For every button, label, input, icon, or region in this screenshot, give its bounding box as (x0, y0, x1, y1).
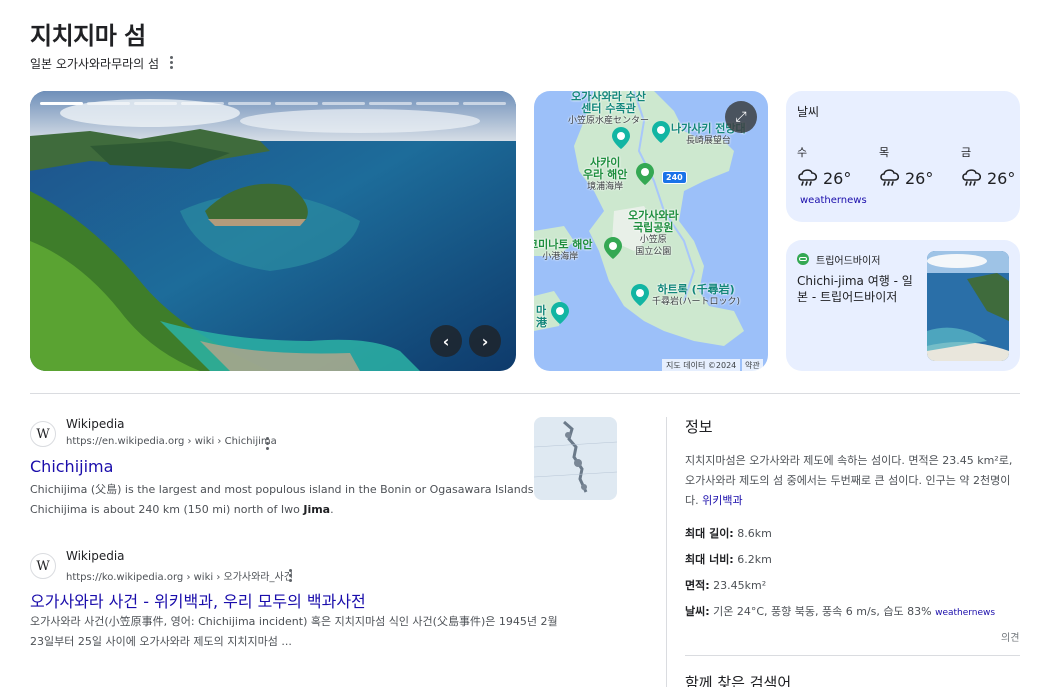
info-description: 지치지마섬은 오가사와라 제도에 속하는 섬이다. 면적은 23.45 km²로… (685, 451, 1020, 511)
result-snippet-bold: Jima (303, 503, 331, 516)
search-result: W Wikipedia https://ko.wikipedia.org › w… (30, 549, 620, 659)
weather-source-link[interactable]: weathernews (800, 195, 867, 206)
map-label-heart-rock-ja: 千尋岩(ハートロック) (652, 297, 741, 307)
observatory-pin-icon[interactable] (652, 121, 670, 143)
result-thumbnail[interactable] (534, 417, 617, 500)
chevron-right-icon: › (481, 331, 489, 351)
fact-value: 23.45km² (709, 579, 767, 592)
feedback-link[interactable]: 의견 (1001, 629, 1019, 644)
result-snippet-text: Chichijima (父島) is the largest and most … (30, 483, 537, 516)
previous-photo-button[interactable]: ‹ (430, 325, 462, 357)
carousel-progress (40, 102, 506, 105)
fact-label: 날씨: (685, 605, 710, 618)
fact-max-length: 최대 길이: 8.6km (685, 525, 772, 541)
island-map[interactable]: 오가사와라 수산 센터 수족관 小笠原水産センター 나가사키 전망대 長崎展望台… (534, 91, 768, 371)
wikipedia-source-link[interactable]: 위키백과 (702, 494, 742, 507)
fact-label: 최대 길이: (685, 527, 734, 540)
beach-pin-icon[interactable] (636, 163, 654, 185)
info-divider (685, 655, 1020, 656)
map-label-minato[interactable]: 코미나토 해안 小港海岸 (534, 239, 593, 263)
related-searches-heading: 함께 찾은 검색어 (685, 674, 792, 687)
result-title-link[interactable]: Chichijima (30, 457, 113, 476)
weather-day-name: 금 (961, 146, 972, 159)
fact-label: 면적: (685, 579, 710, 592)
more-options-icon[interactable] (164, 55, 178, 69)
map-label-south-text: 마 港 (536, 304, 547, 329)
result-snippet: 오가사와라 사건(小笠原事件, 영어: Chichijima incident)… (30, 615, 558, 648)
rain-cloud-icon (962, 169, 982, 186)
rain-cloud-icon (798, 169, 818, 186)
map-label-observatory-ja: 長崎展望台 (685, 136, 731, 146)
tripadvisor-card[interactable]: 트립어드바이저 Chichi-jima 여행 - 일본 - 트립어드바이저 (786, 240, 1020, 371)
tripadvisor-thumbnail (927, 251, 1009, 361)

::::::::::

» Aim of the task: Reproduce the material above, changing every instance of "fact-label" to "fact-name" and leaving all other text unchanged; omit the pictures from the reproduction.

» Solution for this task:
For every button, label, input, icon, or region in this screenshot, give its bounding box as (x0, y0, x1, y1).
info-description: 지치지마섬은 오가사와라 제도에 속하는 섬이다. 면적은 23.45 km²로… (685, 451, 1020, 511)
result-snippet-bold: Jima (303, 503, 331, 516)
search-result: W Wikipedia https://ko.wikipedia.org › w… (30, 549, 620, 659)
weather-source-link[interactable]: weathernews (800, 195, 867, 206)
map-label-heart-rock-ja: 千尋岩(ハートロック) (652, 297, 741, 307)
observatory-pin-icon[interactable] (652, 121, 670, 143)
result-thumbnail[interactable] (534, 417, 617, 500)
chevron-right-icon: › (481, 331, 489, 351)
fact-value: 23.45km² (709, 579, 767, 592)
feedback-link[interactable]: 의견 (1001, 629, 1019, 644)
result-snippet-text: Chichijima (父島) is the largest and most … (30, 483, 537, 516)
previous-photo-button[interactable]: ‹ (430, 325, 462, 357)
carousel-progress (40, 102, 506, 105)
fact-name: 날씨: (685, 605, 710, 618)
fact-max-length: 최대 길이: 8.6km (685, 525, 772, 541)
island-map[interactable]: 오가사와라 수산 센터 수족관 小笠原水産センター 나가사키 전망대 長崎展望台… (534, 91, 768, 371)
wikipedia-source-link[interactable]: 위키백과 (702, 494, 742, 507)
fact-name: 최대 길이: (685, 527, 734, 540)
beach-pin-icon[interactable] (636, 163, 654, 185)
info-divider (685, 655, 1020, 656)
map-label-minato[interactable]: 코미나토 해안 小港海岸 (534, 239, 593, 263)
related-searches-heading: 함께 찾은 검색어 (685, 674, 792, 687)
result-title-link[interactable]: Chichijima (30, 457, 113, 476)
weather-day-name: 금 (961, 146, 972, 159)
fact-name: 면적: (685, 579, 710, 592)
more-options-icon[interactable] (164, 55, 178, 69)
map-label-south-text: 마 港 (536, 304, 547, 329)
result-snippet: 오가사와라 사건(小笠原事件, 영어: Chichijima incident)… (30, 615, 558, 648)
rain-cloud-icon (962, 169, 982, 186)
rain-cloud-icon (798, 169, 818, 186)
map-label-observatory-ja: 長崎展望台 (685, 136, 731, 146)
tripadvisor-card[interactable]: 트립어드바이저 Chichi-jima 여행 - 일본 - 트립어드바이저 (786, 240, 1020, 371)
tripadvisor-thumbnail (927, 251, 1009, 361)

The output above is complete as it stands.